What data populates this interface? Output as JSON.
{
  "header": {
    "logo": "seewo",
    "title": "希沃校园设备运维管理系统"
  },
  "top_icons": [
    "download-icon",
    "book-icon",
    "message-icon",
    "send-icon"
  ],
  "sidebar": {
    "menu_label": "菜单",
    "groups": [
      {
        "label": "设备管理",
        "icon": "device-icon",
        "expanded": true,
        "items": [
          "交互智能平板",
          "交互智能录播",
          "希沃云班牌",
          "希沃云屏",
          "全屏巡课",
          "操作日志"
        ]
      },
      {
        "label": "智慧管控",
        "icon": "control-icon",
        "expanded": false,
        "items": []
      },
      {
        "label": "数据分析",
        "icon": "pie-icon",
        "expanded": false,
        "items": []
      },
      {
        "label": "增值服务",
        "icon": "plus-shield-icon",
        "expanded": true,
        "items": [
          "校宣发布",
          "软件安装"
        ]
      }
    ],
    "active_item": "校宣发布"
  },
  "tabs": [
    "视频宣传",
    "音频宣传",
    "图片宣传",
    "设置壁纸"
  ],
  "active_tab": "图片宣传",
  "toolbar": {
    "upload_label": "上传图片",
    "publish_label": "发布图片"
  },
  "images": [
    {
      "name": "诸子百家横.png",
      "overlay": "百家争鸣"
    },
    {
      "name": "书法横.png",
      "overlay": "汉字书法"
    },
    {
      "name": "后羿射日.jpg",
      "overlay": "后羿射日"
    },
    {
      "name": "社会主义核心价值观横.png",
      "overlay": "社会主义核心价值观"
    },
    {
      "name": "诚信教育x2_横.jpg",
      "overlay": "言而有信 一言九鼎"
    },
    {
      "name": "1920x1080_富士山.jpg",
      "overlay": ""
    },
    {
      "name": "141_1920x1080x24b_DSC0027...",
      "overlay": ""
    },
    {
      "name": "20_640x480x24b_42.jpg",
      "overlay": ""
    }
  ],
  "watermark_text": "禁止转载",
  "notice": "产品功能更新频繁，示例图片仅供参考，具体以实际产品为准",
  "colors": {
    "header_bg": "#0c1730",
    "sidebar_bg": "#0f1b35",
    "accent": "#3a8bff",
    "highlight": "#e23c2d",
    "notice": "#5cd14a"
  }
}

════════════════════

→ **Set task**
Output the lines above verbatim and in full.

→ **Problem solution**
What data populates this interface? Output as JSON.
{
  "header": {
    "logo": "seewo",
    "title": "希沃校园设备运维管理系统"
  },
  "top_icons": [
    "download-icon",
    "book-icon",
    "message-icon",
    "send-icon"
  ],
  "sidebar": {
    "menu_label": "菜单",
    "groups": [
      {
        "label": "设备管理",
        "icon": "device-icon",
        "expanded": true,
        "items": [
          "交互智能平板",
          "交互智能录播",
          "希沃云班牌",
          "希沃云屏",
          "全屏巡课",
          "操作日志"
        ]
      },
      {
        "label": "智慧管控",
        "icon": "control-icon",
        "expanded": false,
        "items": []
      },
      {
        "label": "数据分析",
        "icon": "pie-icon",
        "expanded": false,
        "items": []
      },
      {
        "label": "增值服务",
        "icon": "plus-shield-icon",
        "expanded": true,
        "items": [
          "校宣发布",
          "软件安装"
        ]
      }
    ],
    "active_item": "校宣发布"
  },
  "tabs": [
    "视频宣传",
    "音频宣传",
    "图片宣传",
    "设置壁纸"
  ],
  "active_tab": "图片宣传",
  "toolbar": {
    "upload_label": "上传图片",
    "publish_label": "发布图片"
  },
  "images": [
    {
      "name": "诸子百家横.png",
      "overlay": "百家争鸣"
    },
    {
      "name": "书法横.png",
      "overlay": "汉字书法"
    },
    {
      "name": "后羿射日.jpg",
      "overlay": "后羿射日"
    },
    {
      "name": "社会主义核心价值观横.png",
      "overlay": "社会主义核心价值观"
    },
    {
      "name": "诚信教育x2_横.jpg",
      "overlay": "言而有信 一言九鼎"
    },
    {
      "name": "1920x1080_富士山.jpg",
      "overlay": ""
    },
    {
      "name": "141_1920x1080x24b_DSC0027...",
      "overlay": ""
    },
    {
      "name": "20_640x480x24b_42.jpg",
      "overlay": ""
    }
  ],
  "watermark_text": "禁止转载",
  "notice": "产品功能更新频繁，示例图片仅供参考，具体以实际产品为准",
  "colors": {
    "header_bg": "#0c1730",
    "sidebar_bg": "#0f1b35",
    "accent": "#3a8bff",
    "highlight": "#e23c2d",
    "notice": "#5cd14a"
  }
}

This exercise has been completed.